#### Stored data ####

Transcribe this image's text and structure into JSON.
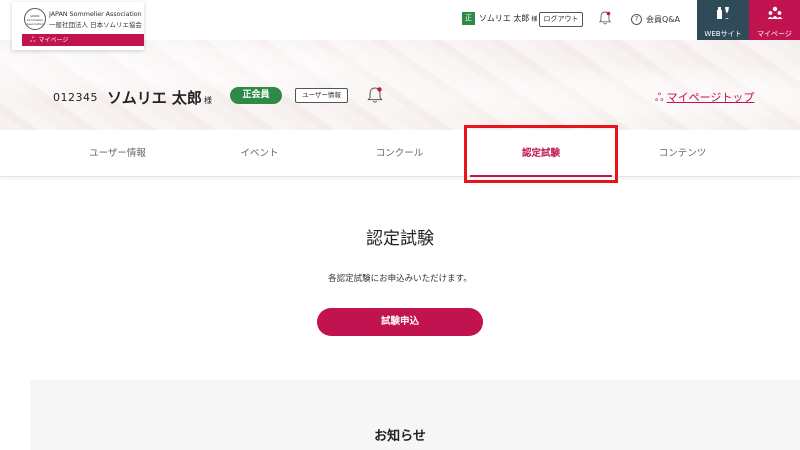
{
  "logo": {
    "emblem_text": "JAPAN Sommelier Association",
    "english_name": "JAPAN Sommelier Association",
    "japanese_name": "一般社団法人 日本ソムリエ協会",
    "mypage_label": "マイページ"
  },
  "header": {
    "member_badge": "正",
    "user_name": "ソムリエ 太郎",
    "honorific": "様",
    "logout_label": "ログアウト",
    "qa_label": "会員Q&A",
    "web_site_label": "WEBサイト",
    "my_page_label": "マイページ"
  },
  "profile": {
    "member_number": "012345",
    "name": "ソムリエ 太郎",
    "honorific": "様",
    "membership_badge": "正会員",
    "user_info_button": "ユーザー情報",
    "mypage_top_link": "マイページトップ"
  },
  "tabs": [
    {
      "label": "ユーザー情報",
      "active": false
    },
    {
      "label": "イベント",
      "active": false
    },
    {
      "label": "コンクール",
      "active": false
    },
    {
      "label": "認定試験",
      "active": true
    },
    {
      "label": "コンテンツ",
      "active": false
    }
  ],
  "main": {
    "title": "認定試験",
    "description": "各認定試験にお申込みいただけます。",
    "apply_button": "試験申込"
  },
  "notice": {
    "title": "お知らせ"
  },
  "colors": {
    "accent": "#c0134f",
    "member_green": "#2e8b45",
    "website_button": "#2f4b5a",
    "highlight": "#e8141b"
  }
}
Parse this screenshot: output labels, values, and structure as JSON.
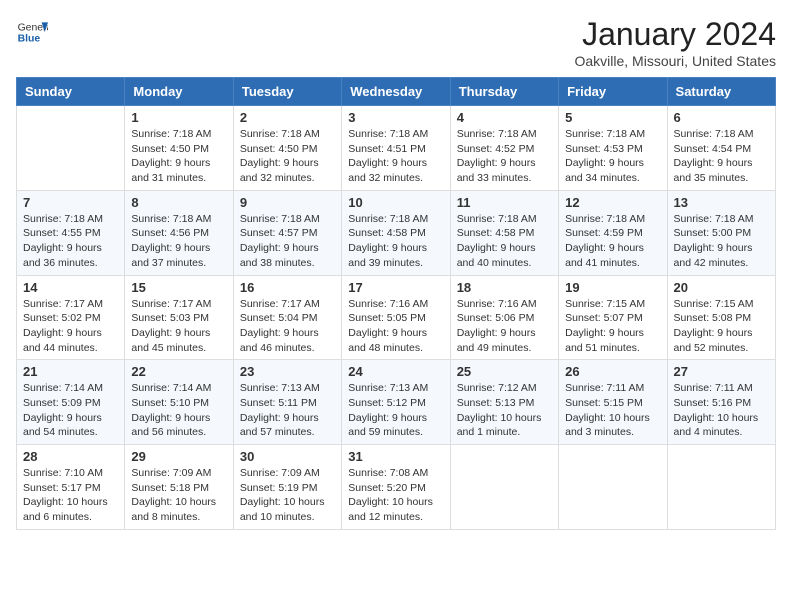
{
  "header": {
    "logo_general": "General",
    "logo_blue": "Blue",
    "title": "January 2024",
    "subtitle": "Oakville, Missouri, United States"
  },
  "days_of_week": [
    "Sunday",
    "Monday",
    "Tuesday",
    "Wednesday",
    "Thursday",
    "Friday",
    "Saturday"
  ],
  "weeks": [
    [
      {
        "day": "",
        "info": ""
      },
      {
        "day": "1",
        "info": "Sunrise: 7:18 AM\nSunset: 4:50 PM\nDaylight: 9 hours\nand 31 minutes."
      },
      {
        "day": "2",
        "info": "Sunrise: 7:18 AM\nSunset: 4:50 PM\nDaylight: 9 hours\nand 32 minutes."
      },
      {
        "day": "3",
        "info": "Sunrise: 7:18 AM\nSunset: 4:51 PM\nDaylight: 9 hours\nand 32 minutes."
      },
      {
        "day": "4",
        "info": "Sunrise: 7:18 AM\nSunset: 4:52 PM\nDaylight: 9 hours\nand 33 minutes."
      },
      {
        "day": "5",
        "info": "Sunrise: 7:18 AM\nSunset: 4:53 PM\nDaylight: 9 hours\nand 34 minutes."
      },
      {
        "day": "6",
        "info": "Sunrise: 7:18 AM\nSunset: 4:54 PM\nDaylight: 9 hours\nand 35 minutes."
      }
    ],
    [
      {
        "day": "7",
        "info": "Sunrise: 7:18 AM\nSunset: 4:55 PM\nDaylight: 9 hours\nand 36 minutes."
      },
      {
        "day": "8",
        "info": "Sunrise: 7:18 AM\nSunset: 4:56 PM\nDaylight: 9 hours\nand 37 minutes."
      },
      {
        "day": "9",
        "info": "Sunrise: 7:18 AM\nSunset: 4:57 PM\nDaylight: 9 hours\nand 38 minutes."
      },
      {
        "day": "10",
        "info": "Sunrise: 7:18 AM\nSunset: 4:58 PM\nDaylight: 9 hours\nand 39 minutes."
      },
      {
        "day": "11",
        "info": "Sunrise: 7:18 AM\nSunset: 4:58 PM\nDaylight: 9 hours\nand 40 minutes."
      },
      {
        "day": "12",
        "info": "Sunrise: 7:18 AM\nSunset: 4:59 PM\nDaylight: 9 hours\nand 41 minutes."
      },
      {
        "day": "13",
        "info": "Sunrise: 7:18 AM\nSunset: 5:00 PM\nDaylight: 9 hours\nand 42 minutes."
      }
    ],
    [
      {
        "day": "14",
        "info": "Sunrise: 7:17 AM\nSunset: 5:02 PM\nDaylight: 9 hours\nand 44 minutes."
      },
      {
        "day": "15",
        "info": "Sunrise: 7:17 AM\nSunset: 5:03 PM\nDaylight: 9 hours\nand 45 minutes."
      },
      {
        "day": "16",
        "info": "Sunrise: 7:17 AM\nSunset: 5:04 PM\nDaylight: 9 hours\nand 46 minutes."
      },
      {
        "day": "17",
        "info": "Sunrise: 7:16 AM\nSunset: 5:05 PM\nDaylight: 9 hours\nand 48 minutes."
      },
      {
        "day": "18",
        "info": "Sunrise: 7:16 AM\nSunset: 5:06 PM\nDaylight: 9 hours\nand 49 minutes."
      },
      {
        "day": "19",
        "info": "Sunrise: 7:15 AM\nSunset: 5:07 PM\nDaylight: 9 hours\nand 51 minutes."
      },
      {
        "day": "20",
        "info": "Sunrise: 7:15 AM\nSunset: 5:08 PM\nDaylight: 9 hours\nand 52 minutes."
      }
    ],
    [
      {
        "day": "21",
        "info": "Sunrise: 7:14 AM\nSunset: 5:09 PM\nDaylight: 9 hours\nand 54 minutes."
      },
      {
        "day": "22",
        "info": "Sunrise: 7:14 AM\nSunset: 5:10 PM\nDaylight: 9 hours\nand 56 minutes."
      },
      {
        "day": "23",
        "info": "Sunrise: 7:13 AM\nSunset: 5:11 PM\nDaylight: 9 hours\nand 57 minutes."
      },
      {
        "day": "24",
        "info": "Sunrise: 7:13 AM\nSunset: 5:12 PM\nDaylight: 9 hours\nand 59 minutes."
      },
      {
        "day": "25",
        "info": "Sunrise: 7:12 AM\nSunset: 5:13 PM\nDaylight: 10 hours\nand 1 minute."
      },
      {
        "day": "26",
        "info": "Sunrise: 7:11 AM\nSunset: 5:15 PM\nDaylight: 10 hours\nand 3 minutes."
      },
      {
        "day": "27",
        "info": "Sunrise: 7:11 AM\nSunset: 5:16 PM\nDaylight: 10 hours\nand 4 minutes."
      }
    ],
    [
      {
        "day": "28",
        "info": "Sunrise: 7:10 AM\nSunset: 5:17 PM\nDaylight: 10 hours\nand 6 minutes."
      },
      {
        "day": "29",
        "info": "Sunrise: 7:09 AM\nSunset: 5:18 PM\nDaylight: 10 hours\nand 8 minutes."
      },
      {
        "day": "30",
        "info": "Sunrise: 7:09 AM\nSunset: 5:19 PM\nDaylight: 10 hours\nand 10 minutes."
      },
      {
        "day": "31",
        "info": "Sunrise: 7:08 AM\nSunset: 5:20 PM\nDaylight: 10 hours\nand 12 minutes."
      },
      {
        "day": "",
        "info": ""
      },
      {
        "day": "",
        "info": ""
      },
      {
        "day": "",
        "info": ""
      }
    ]
  ]
}
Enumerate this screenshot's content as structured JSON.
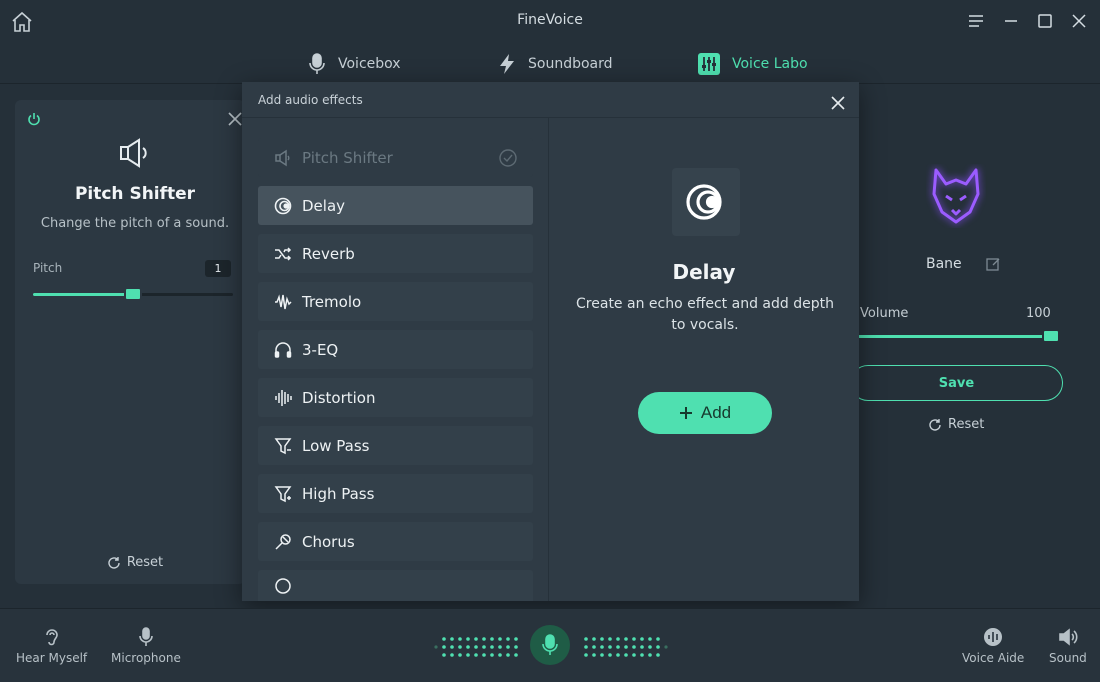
{
  "app": {
    "title": "FineVoice"
  },
  "tabs": [
    {
      "label": "Voicebox",
      "icon": "mic-icon",
      "active": false
    },
    {
      "label": "Soundboard",
      "icon": "lightning-icon",
      "active": false
    },
    {
      "label": "Voice Labo",
      "icon": "sliders-icon",
      "active": true
    }
  ],
  "left_panel": {
    "title": "Pitch Shifter",
    "description": "Change the pitch of a sound.",
    "pitch_label": "Pitch",
    "pitch_value": "1",
    "reset_label": "Reset"
  },
  "right_panel": {
    "voice_name": "Bane",
    "volume_label": "Volume",
    "volume_value": "100",
    "save_label": "Save",
    "reset_label": "Reset"
  },
  "modal": {
    "title": "Add audio effects",
    "effects": [
      {
        "label": "Pitch Shifter",
        "icon": "speaker-icon",
        "state": "disabled"
      },
      {
        "label": "Delay",
        "icon": "delay-icon",
        "state": "selected"
      },
      {
        "label": "Reverb",
        "icon": "shuffle-icon",
        "state": "normal"
      },
      {
        "label": "Tremolo",
        "icon": "waveform-icon",
        "state": "normal"
      },
      {
        "label": "3-EQ",
        "icon": "headphones-icon",
        "state": "normal"
      },
      {
        "label": "Distortion",
        "icon": "bars-icon",
        "state": "normal"
      },
      {
        "label": "Low Pass",
        "icon": "filter-icon",
        "state": "normal"
      },
      {
        "label": "High Pass",
        "icon": "filter-icon",
        "state": "normal"
      },
      {
        "label": "Chorus",
        "icon": "microphone-stand-icon",
        "state": "normal"
      }
    ],
    "detail": {
      "title": "Delay",
      "description": "Create an echo effect and add depth to vocals.",
      "add_label": "Add"
    }
  },
  "bottom_bar": {
    "hear_myself": "Hear Myself",
    "microphone": "Microphone",
    "voice_aide": "Voice Aide",
    "sound": "Sound"
  },
  "colors": {
    "accent": "#4fe0b0",
    "background": "#253039",
    "panel": "#2c3842",
    "modal": "#2f3b45"
  }
}
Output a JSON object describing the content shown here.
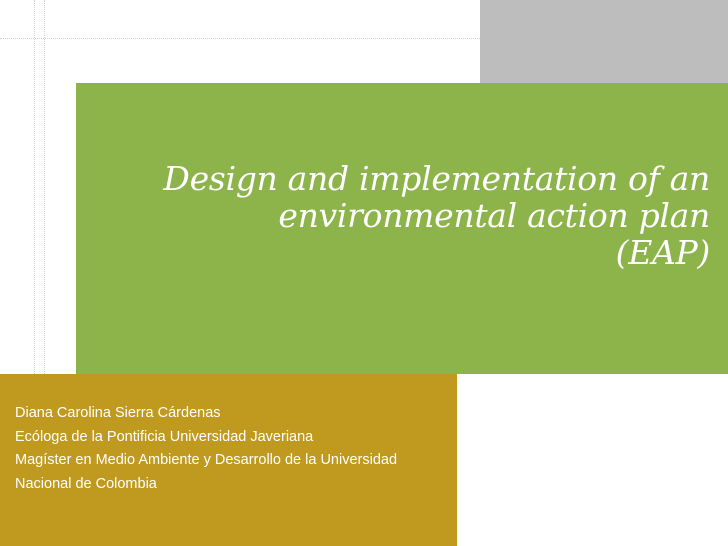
{
  "slide": {
    "title_lines": [
      "Design and implementation of an",
      "environmental action plan",
      "(EAP)"
    ],
    "author_lines": [
      "Diana Carolina Sierra Cárdenas",
      "Ecóloga de la Pontificia Universidad Javeriana",
      "Magíster en Medio Ambiente y Desarrollo de la Universidad",
      "Nacional de Colombia"
    ]
  },
  "colors": {
    "green": "#8db34b",
    "gold": "#bf9a1f",
    "gray": "#bdbdbd",
    "white": "#ffffff"
  }
}
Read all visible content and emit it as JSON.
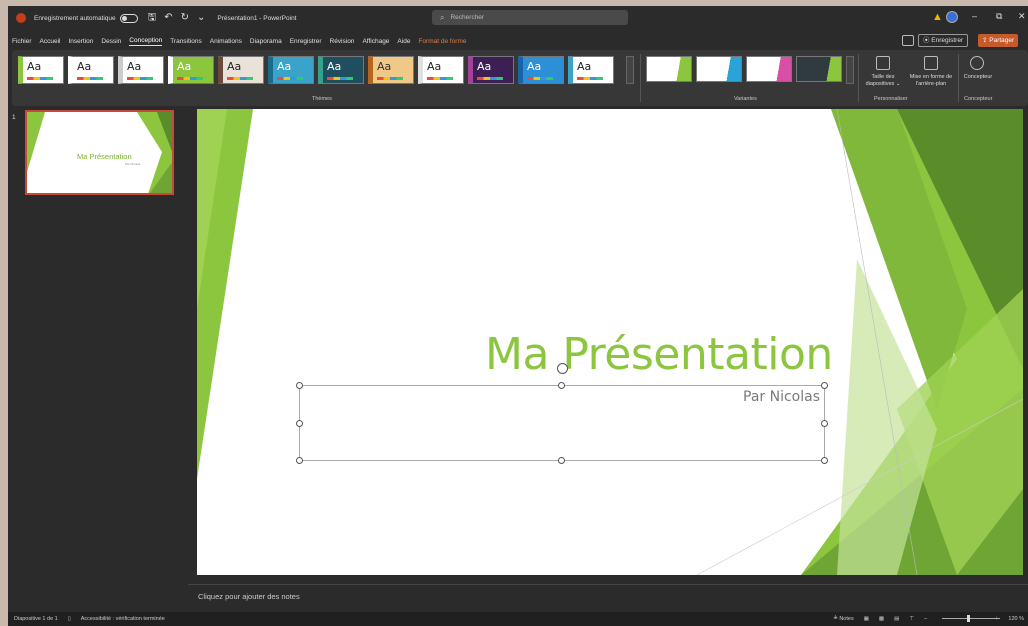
{
  "titlebar": {
    "autosave_label": "Enregistrement automatique",
    "doc_title": "Présentation1 - PowerPoint",
    "search_placeholder": "Rechercher",
    "min_glyph": "–",
    "max_glyph": "⧉",
    "close_glyph": "✕"
  },
  "tabs": [
    {
      "label": "Fichier"
    },
    {
      "label": "Accueil"
    },
    {
      "label": "Insertion"
    },
    {
      "label": "Dessin"
    },
    {
      "label": "Conception"
    },
    {
      "label": "Transitions"
    },
    {
      "label": "Animations"
    },
    {
      "label": "Diaporama"
    },
    {
      "label": "Enregistrer"
    },
    {
      "label": "Révision"
    },
    {
      "label": "Affichage"
    },
    {
      "label": "Aide"
    },
    {
      "label": "Format de forme"
    }
  ],
  "actions": {
    "save_label": "⦿ Enregistrer",
    "share_label": "⇪ Partager"
  },
  "ribbon": {
    "themes_label": "Thèmes",
    "variants_label": "Variantes",
    "personalize_label": "Personnaliser",
    "designer_group_label": "Concepteur",
    "slide_size_label": "Taille des diapositives ⌄",
    "format_bg_label": "Mise en forme de l'arrière-plan",
    "designer_label": "Concepteur",
    "theme_tiles": [
      {
        "aa": "Aa",
        "bg": "#ffffff",
        "fg": "#222222",
        "accent": "#8cc63f"
      },
      {
        "aa": "Aa",
        "bg": "#ffffff",
        "fg": "#222222",
        "accent": "#ffffff"
      },
      {
        "aa": "Aa",
        "bg": "#ffffff",
        "fg": "#222222",
        "accent": "#cccccc"
      },
      {
        "aa": "Aa",
        "bg": "#8cc63f",
        "fg": "#ffffff",
        "accent": "#ffffff"
      },
      {
        "aa": "Aa",
        "bg": "#e9e2d8",
        "fg": "#222222",
        "accent": "#6a4a3a"
      },
      {
        "aa": "Aa",
        "bg": "#3aa3c9",
        "fg": "#ffffff",
        "accent": "#1b6c8a"
      },
      {
        "aa": "Aa",
        "bg": "#1f4e5f",
        "fg": "#ffffff",
        "accent": "#35a38b"
      },
      {
        "aa": "Aa",
        "bg": "#f0c888",
        "fg": "#333333",
        "accent": "#b5651d"
      },
      {
        "aa": "Aa",
        "bg": "#ffffff",
        "fg": "#222222",
        "accent": "#e0e0e0"
      },
      {
        "aa": "Aa",
        "bg": "#3b1f55",
        "fg": "#ffffff",
        "accent": "#a3429b"
      },
      {
        "aa": "Aa",
        "bg": "#2d8fd5",
        "fg": "#ffffff",
        "accent": "#1565a8"
      },
      {
        "aa": "Aa",
        "bg": "#ffffff",
        "fg": "#222222",
        "accent": "#3aa3c9"
      }
    ],
    "variant_tiles": [
      {
        "bg": "#ffffff",
        "accent": "#8cc63f"
      },
      {
        "bg": "#ffffff",
        "accent": "#2aa3d8"
      },
      {
        "bg": "#ffffff",
        "accent": "#d84fa6"
      },
      {
        "bg": "#2f3b3f",
        "accent": "#8cc63f"
      }
    ]
  },
  "thumbnail": {
    "number": "1",
    "title": "Ma Présentation",
    "subtitle": "Par Nicolas"
  },
  "slide": {
    "title": "Ma Présentation",
    "subtitle": "Par Nicolas"
  },
  "notes": {
    "placeholder": "Cliquez pour ajouter des notes"
  },
  "status": {
    "slide_info": "Diapositive 1 de 1",
    "accessibility": "Accessibilité : vérification terminée",
    "notes_label": "≜ Notes",
    "zoom": "120 %"
  },
  "colors": {
    "accent_green": "#8cc63f",
    "dark_green": "#5a8c2a",
    "share_orange": "#c55a2b",
    "contextual_tab": "#e07b48"
  }
}
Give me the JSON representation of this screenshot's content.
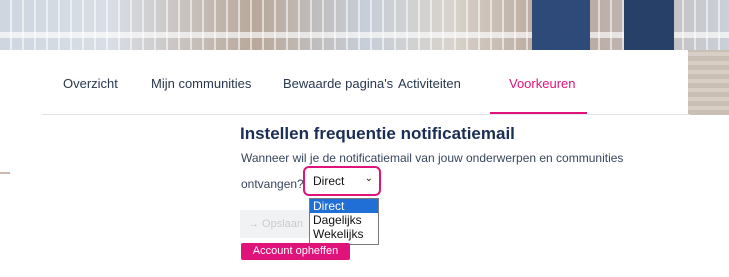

####

Problem description: Each line holding "microphone" must be found and copied.

Task output:
        "icon": "microphone-stand-icon",
    "microphone": "Microphone",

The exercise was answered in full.